» **Dataset records**
○ ○ ○ ○

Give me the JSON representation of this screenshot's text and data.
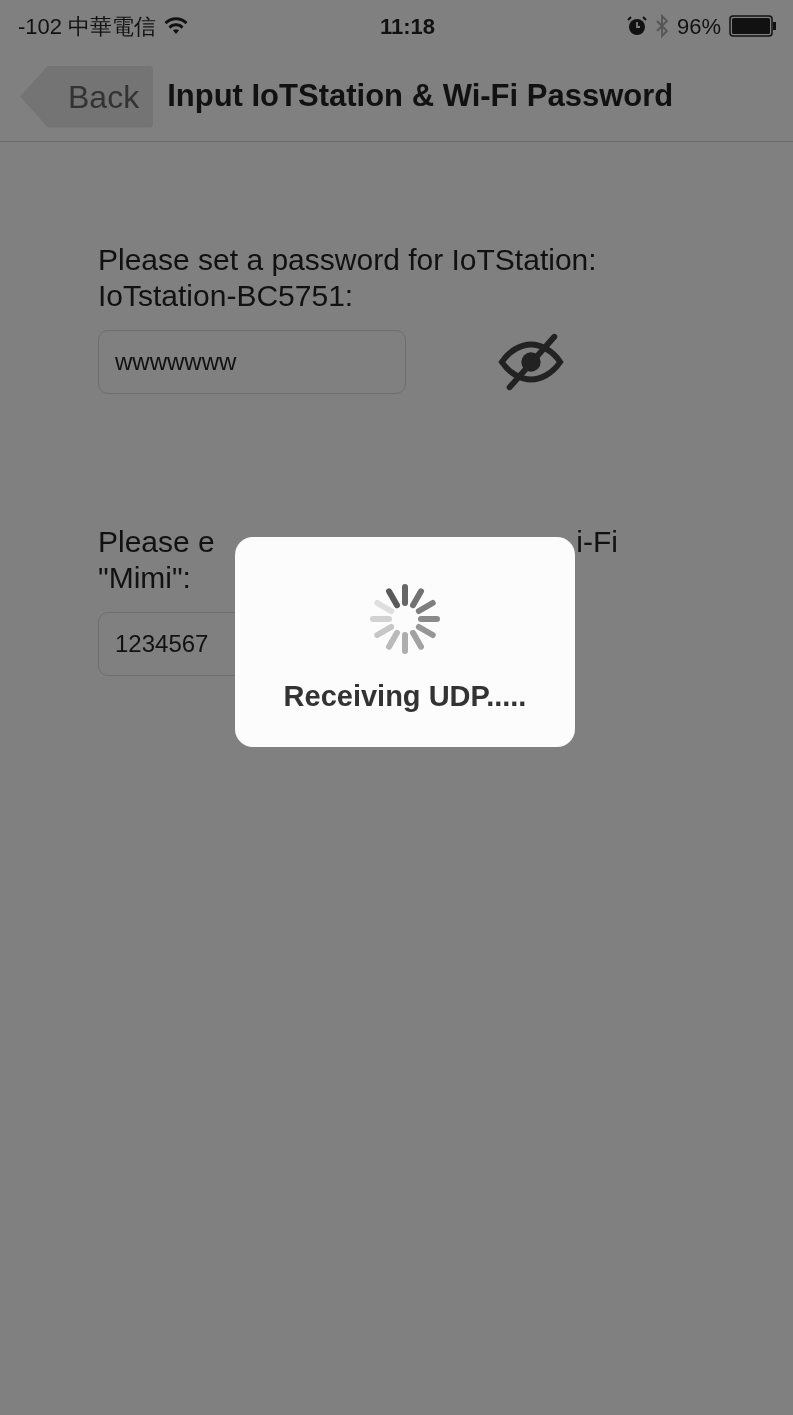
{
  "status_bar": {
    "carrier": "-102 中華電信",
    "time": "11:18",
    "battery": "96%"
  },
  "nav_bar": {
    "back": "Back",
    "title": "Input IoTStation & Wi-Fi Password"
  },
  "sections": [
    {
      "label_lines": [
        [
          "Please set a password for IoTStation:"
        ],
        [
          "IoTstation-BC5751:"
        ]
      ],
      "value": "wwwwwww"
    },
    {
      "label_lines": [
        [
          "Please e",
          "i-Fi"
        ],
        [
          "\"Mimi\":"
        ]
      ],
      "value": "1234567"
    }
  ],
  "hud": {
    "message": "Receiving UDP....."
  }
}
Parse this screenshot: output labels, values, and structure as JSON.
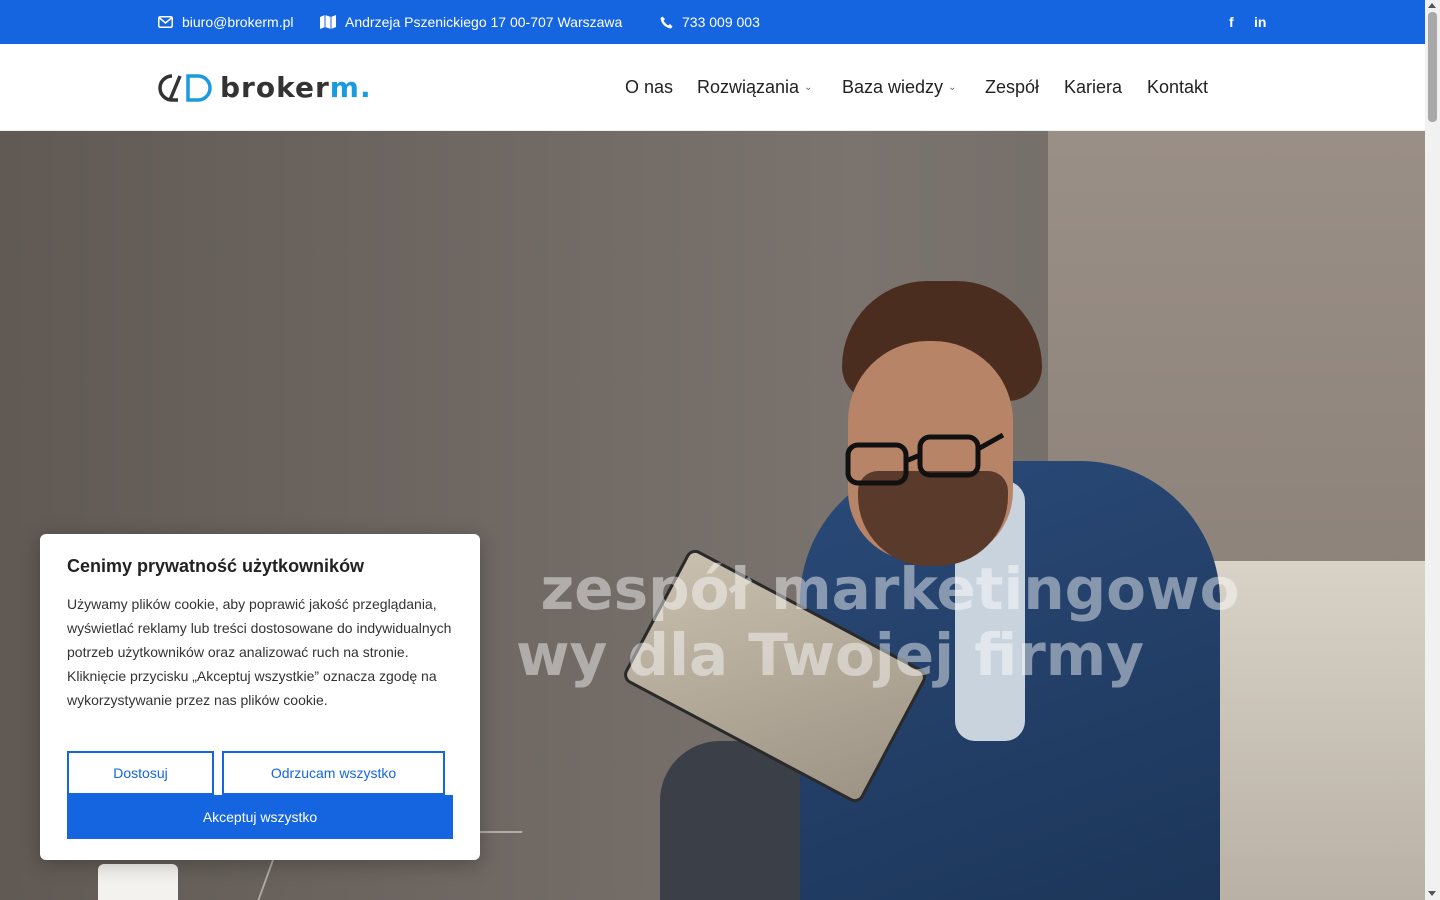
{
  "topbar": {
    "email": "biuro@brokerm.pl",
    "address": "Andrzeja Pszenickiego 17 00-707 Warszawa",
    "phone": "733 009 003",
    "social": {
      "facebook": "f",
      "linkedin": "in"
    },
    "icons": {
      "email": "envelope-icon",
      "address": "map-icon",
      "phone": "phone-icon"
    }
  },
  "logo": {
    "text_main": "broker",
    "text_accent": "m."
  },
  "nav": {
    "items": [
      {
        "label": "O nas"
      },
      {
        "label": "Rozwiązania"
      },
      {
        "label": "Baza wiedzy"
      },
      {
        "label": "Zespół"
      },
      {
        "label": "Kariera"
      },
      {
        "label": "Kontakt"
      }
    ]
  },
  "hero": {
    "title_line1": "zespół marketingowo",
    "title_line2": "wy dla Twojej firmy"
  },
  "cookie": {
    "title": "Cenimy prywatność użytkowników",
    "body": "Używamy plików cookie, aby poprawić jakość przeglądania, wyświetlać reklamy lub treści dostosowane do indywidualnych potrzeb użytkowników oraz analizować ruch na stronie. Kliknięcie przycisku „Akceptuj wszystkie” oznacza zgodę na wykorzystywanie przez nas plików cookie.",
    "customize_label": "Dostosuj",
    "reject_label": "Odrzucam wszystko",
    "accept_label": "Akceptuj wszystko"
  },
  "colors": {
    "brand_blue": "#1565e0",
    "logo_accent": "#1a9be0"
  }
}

○ ○ ○ ○

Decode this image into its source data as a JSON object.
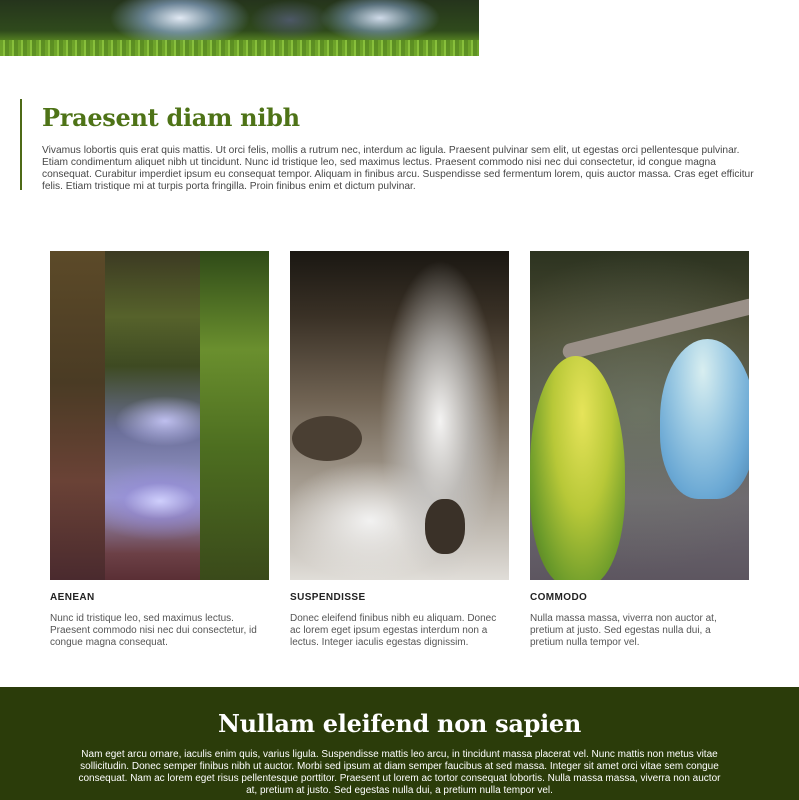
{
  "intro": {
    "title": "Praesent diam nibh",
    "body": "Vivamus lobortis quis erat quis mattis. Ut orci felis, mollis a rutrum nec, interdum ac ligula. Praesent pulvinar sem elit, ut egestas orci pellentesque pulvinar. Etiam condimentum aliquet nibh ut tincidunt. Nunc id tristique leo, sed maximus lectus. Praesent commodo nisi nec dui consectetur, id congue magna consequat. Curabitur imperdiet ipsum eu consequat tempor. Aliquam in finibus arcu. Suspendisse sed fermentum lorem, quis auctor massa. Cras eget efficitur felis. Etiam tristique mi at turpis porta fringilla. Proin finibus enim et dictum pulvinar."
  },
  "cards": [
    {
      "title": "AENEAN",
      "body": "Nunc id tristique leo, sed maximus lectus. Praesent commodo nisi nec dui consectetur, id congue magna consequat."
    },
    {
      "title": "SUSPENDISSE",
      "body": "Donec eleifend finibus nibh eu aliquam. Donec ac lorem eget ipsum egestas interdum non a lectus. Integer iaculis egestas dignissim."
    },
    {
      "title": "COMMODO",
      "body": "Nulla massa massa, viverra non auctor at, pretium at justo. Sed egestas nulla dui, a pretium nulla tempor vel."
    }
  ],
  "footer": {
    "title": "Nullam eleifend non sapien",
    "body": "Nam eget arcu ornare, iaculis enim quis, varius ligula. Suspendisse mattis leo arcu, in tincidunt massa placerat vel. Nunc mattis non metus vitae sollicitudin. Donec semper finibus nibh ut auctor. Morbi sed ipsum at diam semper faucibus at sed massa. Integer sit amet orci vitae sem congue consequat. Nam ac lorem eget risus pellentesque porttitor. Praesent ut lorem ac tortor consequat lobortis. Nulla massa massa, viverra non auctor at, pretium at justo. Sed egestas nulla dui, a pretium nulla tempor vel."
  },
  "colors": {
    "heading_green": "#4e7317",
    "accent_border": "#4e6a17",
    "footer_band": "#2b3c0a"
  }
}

○ ○ ○ ○

» **Set problem**
Search the listing for the word "maximus" and return each line that holds it.

» **Response to the exercise**
    "body": "Vivamus lobortis quis erat quis mattis. Ut orci felis, mollis a rutrum nec, interdum ac ligula. Praesent pulvinar sem elit, ut egestas orci pellentesque pulvinar. Etiam condimentum aliquet nibh ut tincidunt. Nunc id tristique leo, sed maximus lectus. Praesent commodo nisi nec dui consectetur, id congue magna consequat. Curabitur imperdiet ipsum eu consequat tempor. Aliquam in finibus arcu. Suspendisse sed fermentum lorem, quis auctor massa. Cras eget efficitur felis. Etiam tristique mi at turpis porta fringilla. Proin finibus enim et dictum pulvinar."
      "body": "Nunc id tristique leo, sed maximus lectus. Praesent commodo nisi nec dui consectetur, id congue magna consequat."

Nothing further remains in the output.